───── EXERCISE MATERIAL ─────
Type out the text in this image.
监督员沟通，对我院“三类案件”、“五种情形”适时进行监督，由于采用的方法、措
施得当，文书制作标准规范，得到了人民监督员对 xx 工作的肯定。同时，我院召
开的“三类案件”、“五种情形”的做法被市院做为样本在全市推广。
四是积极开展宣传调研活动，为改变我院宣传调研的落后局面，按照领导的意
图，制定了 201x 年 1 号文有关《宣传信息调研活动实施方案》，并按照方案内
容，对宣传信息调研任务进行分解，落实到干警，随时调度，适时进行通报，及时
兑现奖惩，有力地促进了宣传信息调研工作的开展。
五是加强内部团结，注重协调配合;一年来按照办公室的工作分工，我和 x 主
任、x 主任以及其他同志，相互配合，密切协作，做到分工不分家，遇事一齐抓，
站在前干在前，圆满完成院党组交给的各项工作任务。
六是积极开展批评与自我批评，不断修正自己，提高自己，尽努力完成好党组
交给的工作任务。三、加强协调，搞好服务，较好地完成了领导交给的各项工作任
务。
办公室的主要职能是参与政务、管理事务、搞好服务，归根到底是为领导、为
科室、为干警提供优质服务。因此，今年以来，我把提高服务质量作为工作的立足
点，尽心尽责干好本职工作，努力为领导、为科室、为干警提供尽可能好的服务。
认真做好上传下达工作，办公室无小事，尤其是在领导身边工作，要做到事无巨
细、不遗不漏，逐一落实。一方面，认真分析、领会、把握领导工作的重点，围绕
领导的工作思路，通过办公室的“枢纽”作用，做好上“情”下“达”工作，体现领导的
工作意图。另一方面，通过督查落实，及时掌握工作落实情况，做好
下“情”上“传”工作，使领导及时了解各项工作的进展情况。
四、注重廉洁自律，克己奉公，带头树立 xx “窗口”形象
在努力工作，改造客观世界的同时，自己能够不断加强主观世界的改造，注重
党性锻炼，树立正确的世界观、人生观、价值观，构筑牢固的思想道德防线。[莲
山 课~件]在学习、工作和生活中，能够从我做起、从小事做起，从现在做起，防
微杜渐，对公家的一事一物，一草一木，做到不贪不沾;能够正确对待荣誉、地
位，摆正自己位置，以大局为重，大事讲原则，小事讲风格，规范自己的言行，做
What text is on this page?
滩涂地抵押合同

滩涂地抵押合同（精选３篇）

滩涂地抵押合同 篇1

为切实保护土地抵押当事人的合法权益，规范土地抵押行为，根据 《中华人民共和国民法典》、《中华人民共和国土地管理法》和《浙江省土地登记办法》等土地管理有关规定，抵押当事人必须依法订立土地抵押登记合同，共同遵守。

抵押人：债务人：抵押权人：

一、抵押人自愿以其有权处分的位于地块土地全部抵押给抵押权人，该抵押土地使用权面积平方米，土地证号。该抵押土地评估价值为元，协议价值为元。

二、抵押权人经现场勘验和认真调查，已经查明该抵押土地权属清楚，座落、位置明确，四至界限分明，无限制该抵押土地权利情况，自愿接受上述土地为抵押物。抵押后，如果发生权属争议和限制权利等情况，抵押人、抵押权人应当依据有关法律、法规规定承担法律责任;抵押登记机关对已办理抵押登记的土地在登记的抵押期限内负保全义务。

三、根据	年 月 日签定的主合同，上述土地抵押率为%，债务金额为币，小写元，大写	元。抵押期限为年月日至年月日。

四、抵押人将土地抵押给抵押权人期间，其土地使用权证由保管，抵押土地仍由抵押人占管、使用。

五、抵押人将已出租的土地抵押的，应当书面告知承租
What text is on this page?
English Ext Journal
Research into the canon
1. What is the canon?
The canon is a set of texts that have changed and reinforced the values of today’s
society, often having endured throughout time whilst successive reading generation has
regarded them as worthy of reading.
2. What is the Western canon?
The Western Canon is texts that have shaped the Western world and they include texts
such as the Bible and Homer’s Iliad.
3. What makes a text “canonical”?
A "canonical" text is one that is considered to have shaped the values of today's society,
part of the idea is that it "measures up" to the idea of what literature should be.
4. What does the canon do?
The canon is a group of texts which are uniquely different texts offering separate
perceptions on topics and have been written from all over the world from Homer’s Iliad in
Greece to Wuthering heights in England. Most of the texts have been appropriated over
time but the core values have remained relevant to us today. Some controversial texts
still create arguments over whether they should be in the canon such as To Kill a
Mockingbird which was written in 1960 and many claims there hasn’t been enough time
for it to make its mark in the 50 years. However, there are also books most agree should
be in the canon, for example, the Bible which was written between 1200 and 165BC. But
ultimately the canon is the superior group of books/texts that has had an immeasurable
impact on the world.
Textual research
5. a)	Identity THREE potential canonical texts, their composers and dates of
─────
• STATED EXERCISE
Look through the data and show every line containing "such".

• TASK SOLUTION
such as the Bible and Homer’s Iliad.
still create arguments over whether they should be in the canon such as To Kill a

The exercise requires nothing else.